- REQUIREMENTS -
Pick out every line in the items below that contains the string "axis" and copy each one.

Page element annotations
* start *

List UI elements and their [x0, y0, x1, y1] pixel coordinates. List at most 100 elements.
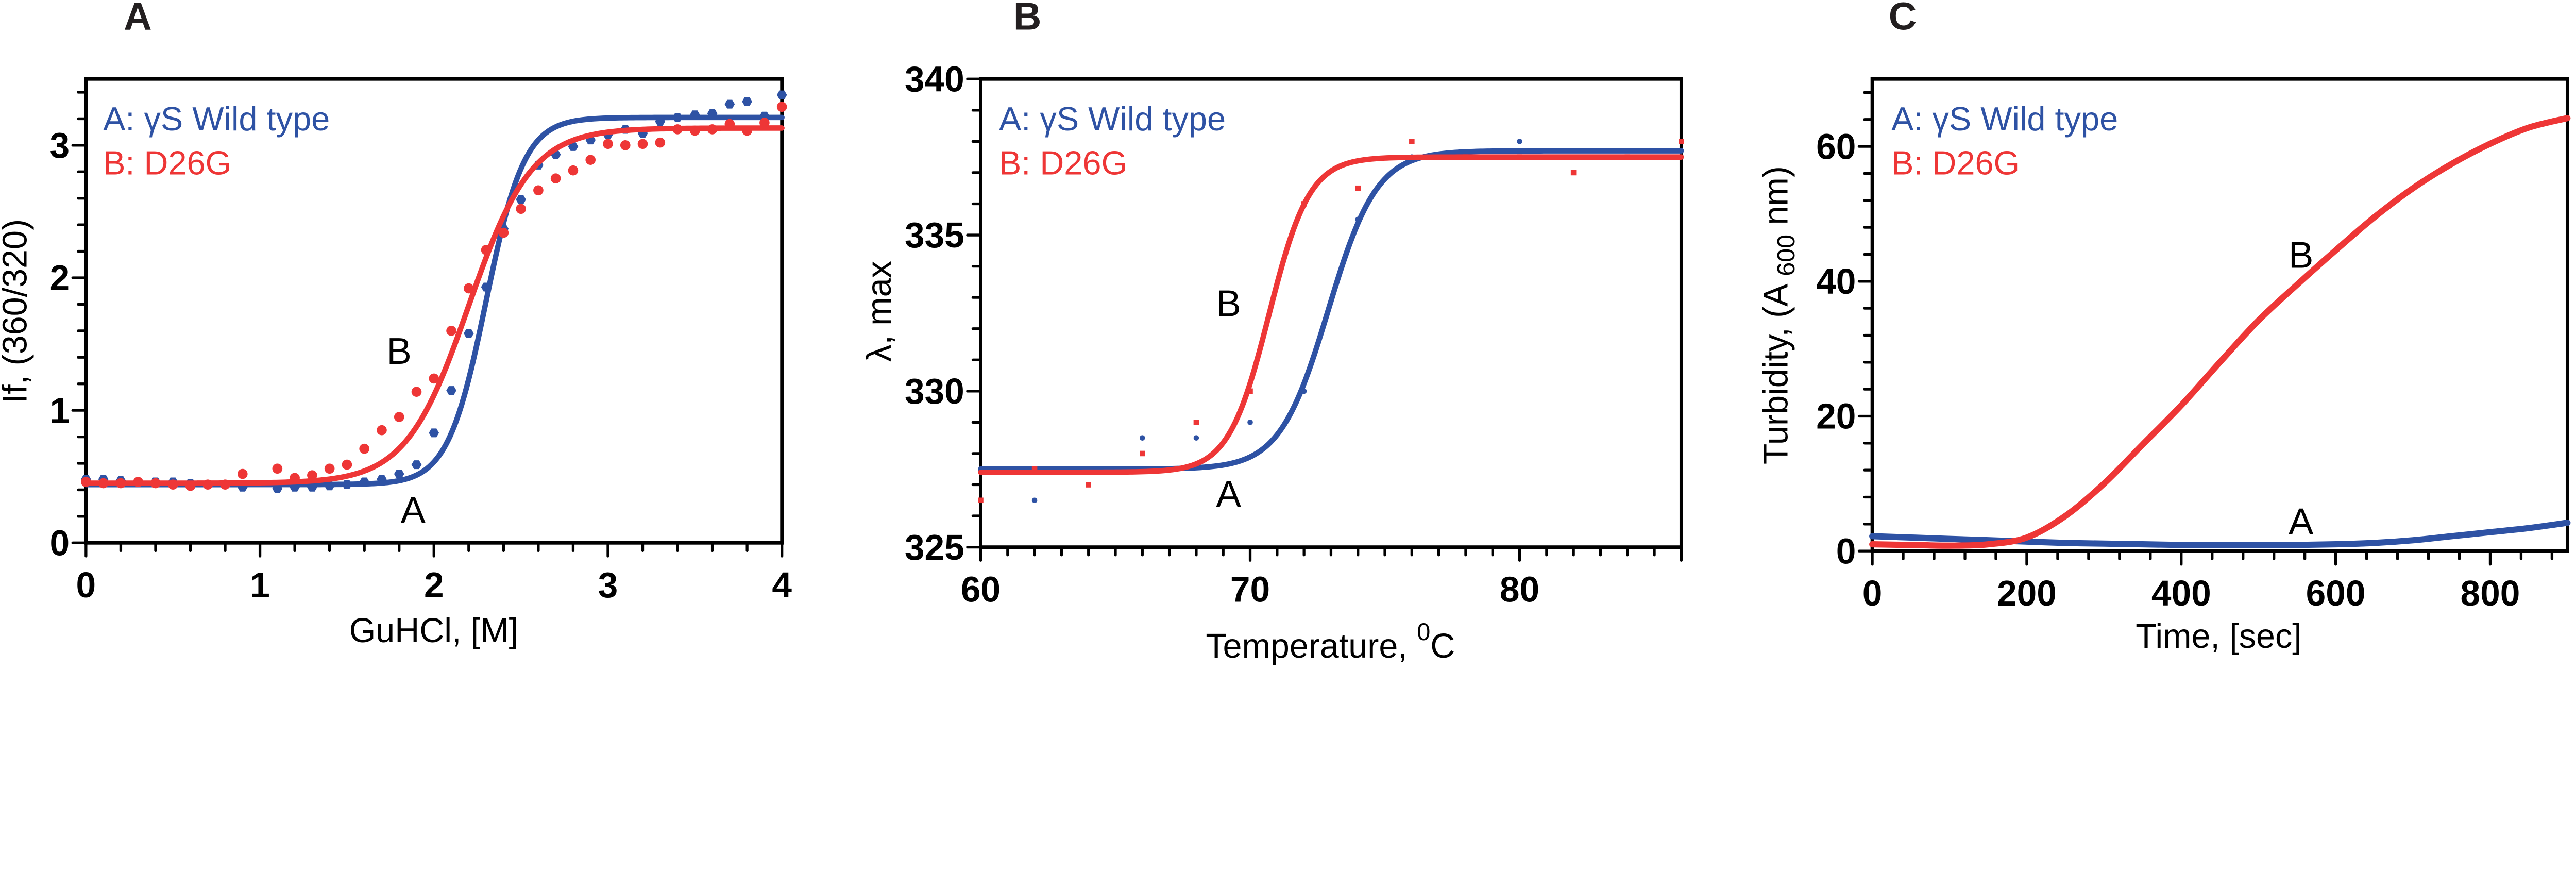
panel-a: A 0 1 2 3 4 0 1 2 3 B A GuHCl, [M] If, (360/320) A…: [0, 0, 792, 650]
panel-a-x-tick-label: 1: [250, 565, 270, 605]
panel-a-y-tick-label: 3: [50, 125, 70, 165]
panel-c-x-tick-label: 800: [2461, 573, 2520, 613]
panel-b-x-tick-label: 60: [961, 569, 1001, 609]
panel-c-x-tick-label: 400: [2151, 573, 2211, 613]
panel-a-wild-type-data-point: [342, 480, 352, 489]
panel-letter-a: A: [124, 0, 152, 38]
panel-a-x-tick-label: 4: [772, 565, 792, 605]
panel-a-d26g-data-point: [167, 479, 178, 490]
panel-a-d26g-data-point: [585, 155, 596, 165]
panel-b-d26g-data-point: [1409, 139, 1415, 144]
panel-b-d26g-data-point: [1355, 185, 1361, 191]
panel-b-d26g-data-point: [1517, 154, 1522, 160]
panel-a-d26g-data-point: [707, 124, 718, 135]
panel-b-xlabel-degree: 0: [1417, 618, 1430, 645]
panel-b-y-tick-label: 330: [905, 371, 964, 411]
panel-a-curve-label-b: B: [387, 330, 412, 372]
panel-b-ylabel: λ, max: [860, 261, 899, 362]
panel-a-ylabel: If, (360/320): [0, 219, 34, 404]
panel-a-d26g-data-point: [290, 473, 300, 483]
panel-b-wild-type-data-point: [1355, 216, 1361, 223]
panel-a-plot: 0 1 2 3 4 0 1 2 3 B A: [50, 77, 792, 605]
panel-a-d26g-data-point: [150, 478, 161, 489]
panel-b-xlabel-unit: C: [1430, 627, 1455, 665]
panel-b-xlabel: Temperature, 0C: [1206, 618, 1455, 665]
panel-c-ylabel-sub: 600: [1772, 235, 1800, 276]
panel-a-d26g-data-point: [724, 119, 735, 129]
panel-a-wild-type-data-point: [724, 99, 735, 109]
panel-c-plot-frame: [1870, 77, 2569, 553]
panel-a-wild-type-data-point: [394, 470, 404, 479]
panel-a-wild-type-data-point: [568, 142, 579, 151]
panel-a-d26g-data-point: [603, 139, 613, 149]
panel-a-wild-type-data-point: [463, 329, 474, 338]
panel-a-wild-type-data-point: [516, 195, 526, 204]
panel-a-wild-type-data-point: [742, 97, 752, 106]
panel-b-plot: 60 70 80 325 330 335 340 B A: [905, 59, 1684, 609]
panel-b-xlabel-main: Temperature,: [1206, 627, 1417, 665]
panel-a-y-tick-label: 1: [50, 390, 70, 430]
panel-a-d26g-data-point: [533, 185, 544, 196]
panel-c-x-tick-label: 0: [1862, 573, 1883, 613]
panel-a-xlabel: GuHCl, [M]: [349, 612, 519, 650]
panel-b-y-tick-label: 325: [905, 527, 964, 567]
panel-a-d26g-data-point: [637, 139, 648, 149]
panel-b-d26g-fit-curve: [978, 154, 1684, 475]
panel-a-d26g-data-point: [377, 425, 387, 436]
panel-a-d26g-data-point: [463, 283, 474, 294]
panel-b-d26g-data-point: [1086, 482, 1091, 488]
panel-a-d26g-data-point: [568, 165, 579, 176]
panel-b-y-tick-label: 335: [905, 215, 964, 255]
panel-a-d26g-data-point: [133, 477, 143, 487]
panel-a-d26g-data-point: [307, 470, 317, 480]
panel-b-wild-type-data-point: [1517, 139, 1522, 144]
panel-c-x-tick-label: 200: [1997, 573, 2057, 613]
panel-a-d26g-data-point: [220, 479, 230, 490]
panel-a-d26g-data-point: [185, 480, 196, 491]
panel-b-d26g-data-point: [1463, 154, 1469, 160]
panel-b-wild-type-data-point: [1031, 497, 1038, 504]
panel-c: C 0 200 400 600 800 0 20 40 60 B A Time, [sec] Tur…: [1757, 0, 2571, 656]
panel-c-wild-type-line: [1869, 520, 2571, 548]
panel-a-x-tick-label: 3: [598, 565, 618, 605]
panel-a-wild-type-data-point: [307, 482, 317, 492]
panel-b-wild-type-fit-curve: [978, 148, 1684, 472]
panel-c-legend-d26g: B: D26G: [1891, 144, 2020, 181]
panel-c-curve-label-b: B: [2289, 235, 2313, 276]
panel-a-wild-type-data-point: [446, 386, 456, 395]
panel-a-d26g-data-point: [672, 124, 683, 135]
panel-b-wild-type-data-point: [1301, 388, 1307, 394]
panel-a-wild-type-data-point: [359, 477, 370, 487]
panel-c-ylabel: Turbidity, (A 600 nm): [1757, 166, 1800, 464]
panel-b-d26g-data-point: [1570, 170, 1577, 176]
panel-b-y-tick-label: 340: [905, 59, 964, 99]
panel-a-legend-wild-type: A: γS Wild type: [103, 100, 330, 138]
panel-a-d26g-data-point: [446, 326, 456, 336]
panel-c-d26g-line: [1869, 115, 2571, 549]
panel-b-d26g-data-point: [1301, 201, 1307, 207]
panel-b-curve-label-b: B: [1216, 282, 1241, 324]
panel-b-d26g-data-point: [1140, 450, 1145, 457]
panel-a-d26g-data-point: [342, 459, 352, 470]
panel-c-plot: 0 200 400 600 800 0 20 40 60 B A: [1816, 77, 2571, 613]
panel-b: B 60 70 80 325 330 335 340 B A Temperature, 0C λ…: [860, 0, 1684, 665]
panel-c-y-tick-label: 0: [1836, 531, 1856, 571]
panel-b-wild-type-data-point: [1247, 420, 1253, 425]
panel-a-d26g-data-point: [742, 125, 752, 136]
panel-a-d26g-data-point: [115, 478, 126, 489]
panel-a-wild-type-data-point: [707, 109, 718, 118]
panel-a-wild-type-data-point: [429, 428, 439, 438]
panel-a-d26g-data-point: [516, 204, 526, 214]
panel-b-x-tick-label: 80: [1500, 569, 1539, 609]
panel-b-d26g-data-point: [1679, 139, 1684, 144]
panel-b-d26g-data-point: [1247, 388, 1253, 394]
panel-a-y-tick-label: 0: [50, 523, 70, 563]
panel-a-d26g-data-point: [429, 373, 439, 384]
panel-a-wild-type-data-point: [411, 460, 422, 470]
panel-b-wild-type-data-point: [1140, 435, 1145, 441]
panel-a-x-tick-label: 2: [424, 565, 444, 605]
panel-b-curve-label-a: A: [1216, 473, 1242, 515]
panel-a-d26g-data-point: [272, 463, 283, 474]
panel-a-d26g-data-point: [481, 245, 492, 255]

* end *
* start *

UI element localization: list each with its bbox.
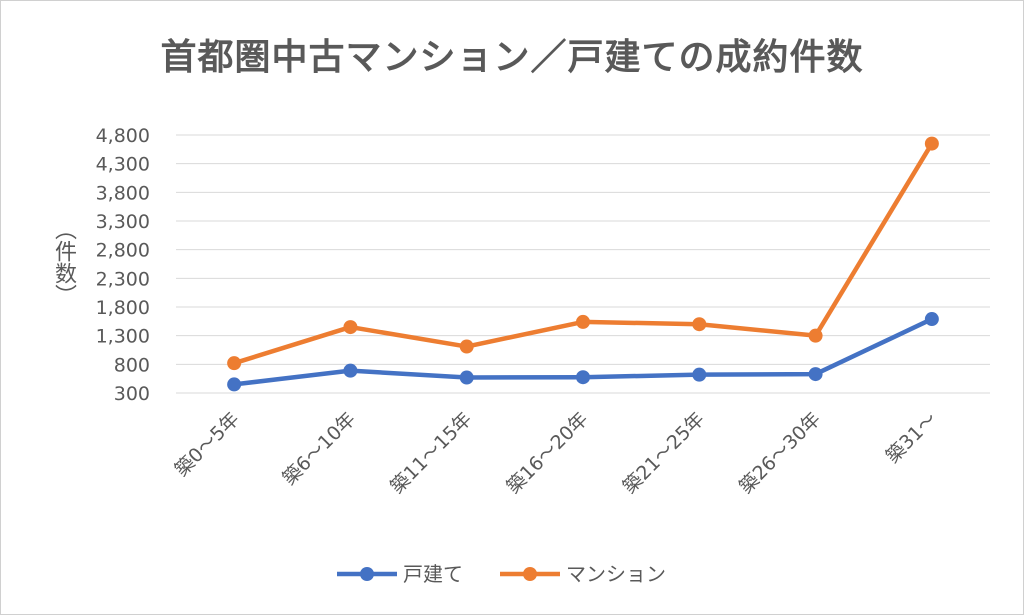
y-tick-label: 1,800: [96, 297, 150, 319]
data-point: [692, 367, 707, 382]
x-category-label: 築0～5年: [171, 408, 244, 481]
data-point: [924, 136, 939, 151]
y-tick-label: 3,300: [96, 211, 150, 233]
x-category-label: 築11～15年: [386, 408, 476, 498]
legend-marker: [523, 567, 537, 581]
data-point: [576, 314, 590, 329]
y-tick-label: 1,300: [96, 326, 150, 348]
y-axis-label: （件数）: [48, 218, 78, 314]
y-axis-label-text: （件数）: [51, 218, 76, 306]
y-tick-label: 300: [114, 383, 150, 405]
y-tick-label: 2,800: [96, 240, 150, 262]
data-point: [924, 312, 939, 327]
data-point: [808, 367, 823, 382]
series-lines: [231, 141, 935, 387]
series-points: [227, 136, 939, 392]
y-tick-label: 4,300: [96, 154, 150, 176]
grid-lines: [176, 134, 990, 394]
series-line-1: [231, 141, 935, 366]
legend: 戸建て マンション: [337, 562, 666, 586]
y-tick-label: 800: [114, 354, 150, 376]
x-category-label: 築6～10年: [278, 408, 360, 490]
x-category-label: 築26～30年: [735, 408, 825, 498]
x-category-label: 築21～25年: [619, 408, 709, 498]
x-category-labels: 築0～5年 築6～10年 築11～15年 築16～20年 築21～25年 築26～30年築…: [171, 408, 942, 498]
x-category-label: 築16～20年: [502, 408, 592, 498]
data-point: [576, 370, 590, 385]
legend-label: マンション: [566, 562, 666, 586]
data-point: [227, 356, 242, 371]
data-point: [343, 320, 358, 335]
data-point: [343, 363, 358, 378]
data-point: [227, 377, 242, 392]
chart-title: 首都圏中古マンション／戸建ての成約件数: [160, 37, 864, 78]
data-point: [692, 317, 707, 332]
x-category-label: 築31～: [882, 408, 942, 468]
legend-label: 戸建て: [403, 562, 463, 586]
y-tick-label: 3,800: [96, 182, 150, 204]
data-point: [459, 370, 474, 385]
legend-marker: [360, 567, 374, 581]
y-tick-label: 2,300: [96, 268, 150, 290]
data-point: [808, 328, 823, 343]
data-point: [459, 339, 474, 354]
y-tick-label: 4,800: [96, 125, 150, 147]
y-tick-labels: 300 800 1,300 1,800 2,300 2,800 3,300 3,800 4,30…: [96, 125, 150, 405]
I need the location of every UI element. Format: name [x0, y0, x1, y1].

* end *

- ANSWER -
y-axis-label: （件数）: [48, 218, 78, 314]
y-axis-label-text: （件数）: [51, 218, 76, 306]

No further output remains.